(Items listed in a dataset)
□ □ □

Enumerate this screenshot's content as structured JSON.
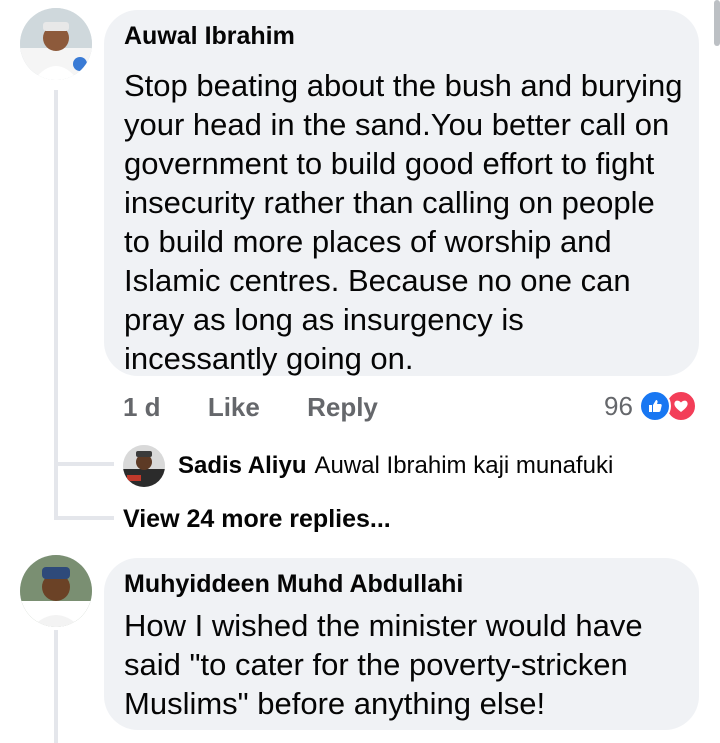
{
  "comments": [
    {
      "author": "Auwal Ibrahim",
      "text": "Stop beating about the bush and burying your head in the sand.You better call on government to build good effort to fight insecurity rather than calling on people to build more places of worship and Islamic centres. Because no one can pray as long as insurgency is incessantly going on.",
      "time": "1 d",
      "like_label": "Like",
      "reply_label": "Reply",
      "reaction_count": "96",
      "reactions": [
        "like-icon",
        "love-icon"
      ]
    },
    {
      "author": "Muhyiddeen Muhd Abdullahi",
      "text": "How I wished the minister would have said \"to cater for the poverty-stricken Muslims\" before anything else!"
    }
  ],
  "reply": {
    "author": "Sadis Aliyu",
    "text": "Auwal Ibrahim kaji munafuki"
  },
  "view_more_label": "View 24 more replies...",
  "colors": {
    "bubble": "#f0f2f5",
    "secondary_text": "#65676b",
    "like_blue": "#1877f2",
    "love_red": "#f33e58"
  }
}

□ □ □

WHAT THIS TASK INVOLVES — Repeat the data exactly, excluding the pictures.

ANSWER TO THE TASK —
Enumerate this screenshot's content as structured JSON.
{
  "comments": [
    {
      "author": "Auwal Ibrahim",
      "text": "Stop beating about the bush and burying your head in the sand.You better call on government to build good effort to fight insecurity rather than calling on people to build more places of worship and Islamic centres. Because no one can pray as long as insurgency is incessantly going on.",
      "time": "1 d",
      "like_label": "Like",
      "reply_label": "Reply",
      "reaction_count": "96",
      "reactions": [
        "like-icon",
        "love-icon"
      ]
    },
    {
      "author": "Muhyiddeen Muhd Abdullahi",
      "text": "How I wished the minister would have said \"to cater for the poverty-stricken Muslims\" before anything else!"
    }
  ],
  "reply": {
    "author": "Sadis Aliyu",
    "text": "Auwal Ibrahim kaji munafuki"
  },
  "view_more_label": "View 24 more replies...",
  "colors": {
    "bubble": "#f0f2f5",
    "secondary_text": "#65676b",
    "like_blue": "#1877f2",
    "love_red": "#f33e58"
  }
}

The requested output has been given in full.